**Exercise objective**
Please output every record below exactly as written, leaving out any pictures.

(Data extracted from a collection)
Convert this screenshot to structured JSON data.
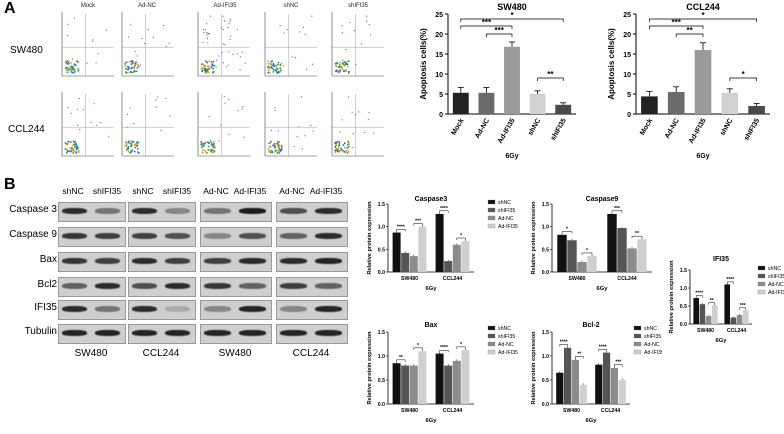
{
  "panelA": {
    "letter": "A",
    "col_labels": [
      "Mock",
      "Ad-NC",
      "Ad-IFI35",
      "shNC",
      "shIFI35"
    ],
    "row_labels": [
      "SW480",
      "CCL244"
    ]
  },
  "panelB": {
    "letter": "B",
    "wb_row_labels": [
      "Caspase 3",
      "Caspase 9",
      "Bax",
      "Bcl2",
      "IFI35",
      "Tubulin"
    ],
    "wb_lane_labels": [
      "shNC",
      "shIFI35",
      "shNC",
      "shIFI35",
      "Ad-NC",
      "Ad-IFI35",
      "Ad-NC",
      "Ad-IFI35"
    ],
    "wb_cell_lines": [
      "SW480",
      "CCL244",
      "SW480",
      "CCL244"
    ]
  },
  "chart_data": [
    {
      "type": "bar",
      "title": "SW480",
      "categories": [
        "Mock",
        "Ad-NC",
        "Ad-IFI35",
        "shNC",
        "shIFI35"
      ],
      "values": [
        5.3,
        5.3,
        16.8,
        5.0,
        2.3
      ],
      "errors": [
        1.3,
        1.3,
        1.2,
        0.8,
        0.5
      ],
      "colors": [
        "#222222",
        "#6b6b6b",
        "#9a9a9a",
        "#d2d2d2",
        "#4a4a4a"
      ],
      "ylabel": "Apoptosis cells(%)",
      "xlabel": "6Gy",
      "ylim": [
        0,
        25
      ],
      "yticks": [
        "0",
        "5",
        "10",
        "15",
        "20",
        "25"
      ],
      "significance": [
        "***",
        "***",
        "*",
        "**"
      ]
    },
    {
      "type": "bar",
      "title": "CCL244",
      "categories": [
        "Mock",
        "Ad-NC",
        "Ad-IFI35",
        "shNC",
        "shIFI35"
      ],
      "values": [
        4.4,
        5.5,
        16.0,
        5.3,
        2.0
      ],
      "errors": [
        1.2,
        1.3,
        1.8,
        1.0,
        0.6
      ],
      "colors": [
        "#222222",
        "#6b6b6b",
        "#9a9a9a",
        "#d2d2d2",
        "#4a4a4a"
      ],
      "ylabel": "Apoptosis cells(%)",
      "xlabel": "6Gy",
      "ylim": [
        0,
        25
      ],
      "yticks": [
        "0",
        "5",
        "10",
        "15",
        "20",
        "25"
      ],
      "significance": [
        "***",
        "**",
        "*",
        "*"
      ]
    },
    {
      "type": "bar",
      "title": "Caspase3",
      "categories": [
        "SW480",
        "CCL244"
      ],
      "series": [
        {
          "name": "shNC",
          "values": [
            0.87,
            1.28
          ],
          "color": "#111111"
        },
        {
          "name": "shIFI35",
          "values": [
            0.42,
            0.24
          ],
          "color": "#555555"
        },
        {
          "name": "Ad-NC",
          "values": [
            0.35,
            0.6
          ],
          "color": "#8c8c8c"
        },
        {
          "name": "Ad-IFI35",
          "values": [
            1.0,
            0.68
          ],
          "color": "#cfcfcf"
        }
      ],
      "ylabel": "Relative protein expression",
      "xlabel": "6Gy",
      "ylim": [
        0,
        1.5
      ],
      "yticks": [
        "0.0",
        "0.5",
        "1.0",
        "1.5"
      ],
      "significance": [
        "****",
        "***",
        "****",
        "*"
      ]
    },
    {
      "type": "bar",
      "title": "Caspase9",
      "categories": [
        "SW480",
        "CCL244"
      ],
      "series": [
        {
          "name": "shNC",
          "values": [
            0.82,
            1.28
          ],
          "color": "#111111"
        },
        {
          "name": "shIFI35",
          "values": [
            0.7,
            0.97
          ],
          "color": "#555555"
        },
        {
          "name": "Ad-NC",
          "values": [
            0.22,
            0.52
          ],
          "color": "#8c8c8c"
        },
        {
          "name": "Ad-IFI35",
          "values": [
            0.35,
            0.72
          ],
          "color": "#cfcfcf"
        }
      ],
      "ylabel": "Relative protein expression",
      "xlabel": "6Gy",
      "ylim": [
        0,
        1.5
      ],
      "yticks": [
        "0.0",
        "0.5",
        "1.0",
        "1.5"
      ],
      "significance": [
        "*",
        "*",
        "***",
        "**"
      ]
    },
    {
      "type": "bar",
      "title": "IFI35",
      "categories": [
        "SW480",
        "CCL244"
      ],
      "series": [
        {
          "name": "shNC",
          "values": [
            0.72,
            1.1
          ],
          "color": "#111111"
        },
        {
          "name": "shIFI35",
          "values": [
            0.55,
            0.18
          ],
          "color": "#555555"
        },
        {
          "name": "Ad-NC",
          "values": [
            0.22,
            0.25
          ],
          "color": "#8c8c8c"
        },
        {
          "name": "Ad-IFI35",
          "values": [
            0.52,
            0.38
          ],
          "color": "#cfcfcf"
        }
      ],
      "ylabel": "Relative protein expression",
      "xlabel": "6Gy",
      "ylim": [
        0,
        1.5
      ],
      "yticks": [
        "0.0",
        "0.5",
        "1.0",
        "1.5"
      ],
      "significance": [
        "****",
        "**",
        "****",
        "***"
      ]
    },
    {
      "type": "bar",
      "title": "Bax",
      "categories": [
        "SW480",
        "CCL244"
      ],
      "series": [
        {
          "name": "shNC",
          "values": [
            0.85,
            1.05
          ],
          "color": "#111111"
        },
        {
          "name": "shIFI35",
          "values": [
            0.8,
            0.8
          ],
          "color": "#555555"
        },
        {
          "name": "Ad-NC",
          "values": [
            0.8,
            0.9
          ],
          "color": "#8c8c8c"
        },
        {
          "name": "Ad-IFI35",
          "values": [
            1.1,
            1.12
          ],
          "color": "#cfcfcf"
        }
      ],
      "ylabel": "Relative protein expression",
      "xlabel": "6Gy",
      "ylim": [
        0,
        1.5
      ],
      "yticks": [
        "0.0",
        "0.5",
        "1.0",
        "1.5"
      ],
      "significance": [
        "**",
        "*",
        "****",
        "*"
      ]
    },
    {
      "type": "bar",
      "title": "Bcl-2",
      "categories": [
        "SW480",
        "CCL244"
      ],
      "series": [
        {
          "name": "shNC",
          "values": [
            0.65,
            0.82
          ],
          "color": "#111111"
        },
        {
          "name": "shIFI35",
          "values": [
            1.17,
            1.07
          ],
          "color": "#555555"
        },
        {
          "name": "Ad-NC",
          "values": [
            0.92,
            0.75
          ],
          "color": "#8c8c8c"
        },
        {
          "name": "Ad-IFI35",
          "values": [
            0.4,
            0.5
          ],
          "color": "#cfcfcf"
        }
      ],
      "ylabel": "Relative protein expression",
      "xlabel": "6Gy",
      "ylim": [
        0,
        1.5
      ],
      "yticks": [
        "0.0",
        "0.5",
        "1.0",
        "1.5"
      ],
      "significance": [
        "****",
        "**",
        "****",
        "***"
      ]
    }
  ]
}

**Reply**
Convert this screenshot to structured JSON data.
{
  "panelA": {
    "letter": "A",
    "col_labels": [
      "Mock",
      "Ad-NC",
      "Ad-IFI35",
      "shNC",
      "shIFI35"
    ],
    "row_labels": [
      "SW480",
      "CCL244"
    ]
  },
  "panelB": {
    "letter": "B",
    "wb_row_labels": [
      "Caspase 3",
      "Caspase 9",
      "Bax",
      "Bcl2",
      "IFI35",
      "Tubulin"
    ],
    "wb_lane_labels": [
      "shNC",
      "shIFI35",
      "shNC",
      "shIFI35",
      "Ad-NC",
      "Ad-IFI35",
      "Ad-NC",
      "Ad-IFI35"
    ],
    "wb_cell_lines": [
      "SW480",
      "CCL244",
      "SW480",
      "CCL244"
    ]
  },
  "chart_data": [
    {
      "type": "bar",
      "title": "SW480",
      "categories": [
        "Mock",
        "Ad-NC",
        "Ad-IFI35",
        "shNC",
        "shIFI35"
      ],
      "values": [
        5.3,
        5.3,
        16.8,
        5.0,
        2.3
      ],
      "errors": [
        1.3,
        1.3,
        1.2,
        0.8,
        0.5
      ],
      "colors": [
        "#222222",
        "#6b6b6b",
        "#9a9a9a",
        "#d2d2d2",
        "#4a4a4a"
      ],
      "ylabel": "Apoptosis cells(%)",
      "xlabel": "6Gy",
      "ylim": [
        0,
        25
      ],
      "yticks": [
        "0",
        "5",
        "10",
        "15",
        "20",
        "25"
      ],
      "significance": [
        "***",
        "***",
        "*",
        "**"
      ]
    },
    {
      "type": "bar",
      "title": "CCL244",
      "categories": [
        "Mock",
        "Ad-NC",
        "Ad-IFI35",
        "shNC",
        "shIFI35"
      ],
      "values": [
        4.4,
        5.5,
        16.0,
        5.3,
        2.0
      ],
      "errors": [
        1.2,
        1.3,
        1.8,
        1.0,
        0.6
      ],
      "colors": [
        "#222222",
        "#6b6b6b",
        "#9a9a9a",
        "#d2d2d2",
        "#4a4a4a"
      ],
      "ylabel": "Apoptosis cells(%)",
      "xlabel": "6Gy",
      "ylim": [
        0,
        25
      ],
      "yticks": [
        "0",
        "5",
        "10",
        "15",
        "20",
        "25"
      ],
      "significance": [
        "***",
        "**",
        "*",
        "*"
      ]
    },
    {
      "type": "bar",
      "title": "Caspase3",
      "categories": [
        "SW480",
        "CCL244"
      ],
      "series": [
        {
          "name": "shNC",
          "values": [
            0.87,
            1.28
          ],
          "color": "#111111"
        },
        {
          "name": "shIFI35",
          "values": [
            0.42,
            0.24
          ],
          "color": "#555555"
        },
        {
          "name": "Ad-NC",
          "values": [
            0.35,
            0.6
          ],
          "color": "#8c8c8c"
        },
        {
          "name": "Ad-IFI35",
          "values": [
            1.0,
            0.68
          ],
          "color": "#cfcfcf"
        }
      ],
      "ylabel": "Relative protein expression",
      "xlabel": "6Gy",
      "ylim": [
        0,
        1.5
      ],
      "yticks": [
        "0.0",
        "0.5",
        "1.0",
        "1.5"
      ],
      "significance": [
        "****",
        "***",
        "****",
        "*"
      ]
    },
    {
      "type": "bar",
      "title": "Caspase9",
      "categories": [
        "SW480",
        "CCL244"
      ],
      "series": [
        {
          "name": "shNC",
          "values": [
            0.82,
            1.28
          ],
          "color": "#111111"
        },
        {
          "name": "shIFI35",
          "values": [
            0.7,
            0.97
          ],
          "color": "#555555"
        },
        {
          "name": "Ad-NC",
          "values": [
            0.22,
            0.52
          ],
          "color": "#8c8c8c"
        },
        {
          "name": "Ad-IFI35",
          "values": [
            0.35,
            0.72
          ],
          "color": "#cfcfcf"
        }
      ],
      "ylabel": "Relative protein expression",
      "xlabel": "6Gy",
      "ylim": [
        0,
        1.5
      ],
      "yticks": [
        "0.0",
        "0.5",
        "1.0",
        "1.5"
      ],
      "significance": [
        "*",
        "*",
        "***",
        "**"
      ]
    },
    {
      "type": "bar",
      "title": "IFI35",
      "categories": [
        "SW480",
        "CCL244"
      ],
      "series": [
        {
          "name": "shNC",
          "values": [
            0.72,
            1.1
          ],
          "color": "#111111"
        },
        {
          "name": "shIFI35",
          "values": [
            0.55,
            0.18
          ],
          "color": "#555555"
        },
        {
          "name": "Ad-NC",
          "values": [
            0.22,
            0.25
          ],
          "color": "#8c8c8c"
        },
        {
          "name": "Ad-IFI35",
          "values": [
            0.52,
            0.38
          ],
          "color": "#cfcfcf"
        }
      ],
      "ylabel": "Relative protein expression",
      "xlabel": "6Gy",
      "ylim": [
        0,
        1.5
      ],
      "yticks": [
        "0.0",
        "0.5",
        "1.0",
        "1.5"
      ],
      "significance": [
        "****",
        "**",
        "****",
        "***"
      ]
    },
    {
      "type": "bar",
      "title": "Bax",
      "categories": [
        "SW480",
        "CCL244"
      ],
      "series": [
        {
          "name": "shNC",
          "values": [
            0.85,
            1.05
          ],
          "color": "#111111"
        },
        {
          "name": "shIFI35",
          "values": [
            0.8,
            0.8
          ],
          "color": "#555555"
        },
        {
          "name": "Ad-NC",
          "values": [
            0.8,
            0.9
          ],
          "color": "#8c8c8c"
        },
        {
          "name": "Ad-IFI35",
          "values": [
            1.1,
            1.12
          ],
          "color": "#cfcfcf"
        }
      ],
      "ylabel": "Relative protein expression",
      "xlabel": "6Gy",
      "ylim": [
        0,
        1.5
      ],
      "yticks": [
        "0.0",
        "0.5",
        "1.0",
        "1.5"
      ],
      "significance": [
        "**",
        "*",
        "****",
        "*"
      ]
    },
    {
      "type": "bar",
      "title": "Bcl-2",
      "categories": [
        "SW480",
        "CCL244"
      ],
      "series": [
        {
          "name": "shNC",
          "values": [
            0.65,
            0.82
          ],
          "color": "#111111"
        },
        {
          "name": "shIFI35",
          "values": [
            1.17,
            1.07
          ],
          "color": "#555555"
        },
        {
          "name": "Ad-NC",
          "values": [
            0.92,
            0.75
          ],
          "color": "#8c8c8c"
        },
        {
          "name": "Ad-IFI35",
          "values": [
            0.4,
            0.5
          ],
          "color": "#cfcfcf"
        }
      ],
      "ylabel": "Relative protein expression",
      "xlabel": "6Gy",
      "ylim": [
        0,
        1.5
      ],
      "yticks": [
        "0.0",
        "0.5",
        "1.0",
        "1.5"
      ],
      "significance": [
        "****",
        "**",
        "****",
        "***"
      ]
    }
  ]
}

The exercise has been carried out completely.